Задание: Чем, согласно тексту об «Оде, выбранной из Иова», оправдываются творение и Творец?

К переложениям псалмов примыкает «Ода, выбранная из Иова». Сюжет библейской Книги Иова общеизвестен: праведник, чья душа стала предметом спора Бога и Дьявола, теряет все – семью, имущество, здоровье. Друзья убеждают его в априорной справедливости Творца; жена советует: «Похули Бога и умри». Но Иов не готов похулить Бога и не может согласиться со справедливостью его суда. Он вызывает Творца на разговор: «О, если бы кто выслушал меня! Вот мое желание, чтобы Вседержитель отвечал мне…» И Бог отвечает Иову, но странен этот ответ. Как замечает С. С. Аверинцев, «обращенные к Иову вопросы направлены на то, чтобы насильственно расширить его кругозор и принудить его к экстатическому изумлению перед тайнами мира… Ни на один из своих вопросов Иов не получил ответа. Но в его душе наступает катарсис, не поддающийся рассудочному объяснению…». Не справедливость, а мощь, красота, разнообразие, слаженность, точность оправдывают творение и Творца. Именно эта идея близка Ломоносову.

Исходный материал:

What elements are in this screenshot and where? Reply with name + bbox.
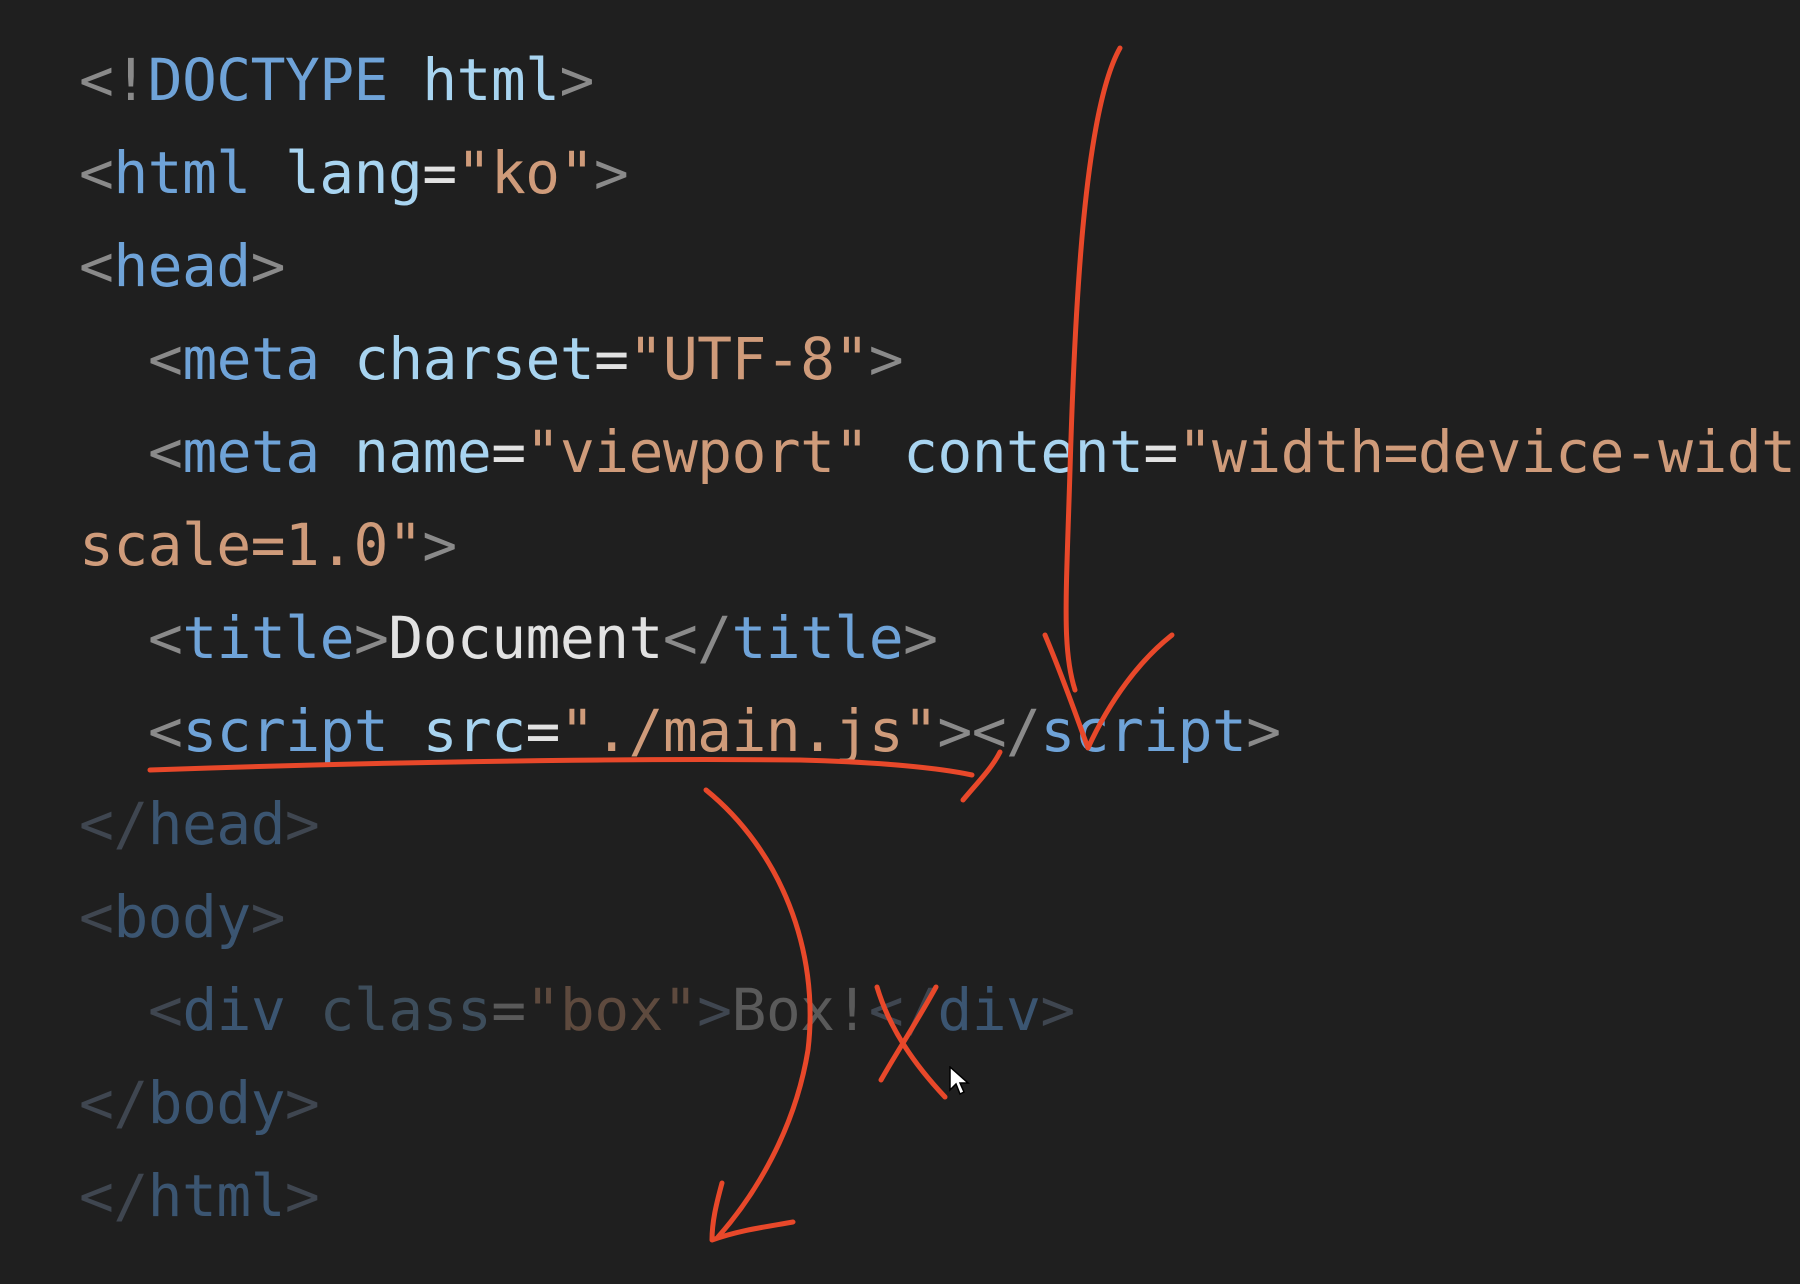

Ответ: Не справедливостью, а мощью, красотой, разнообразием, слаженностью и точностью.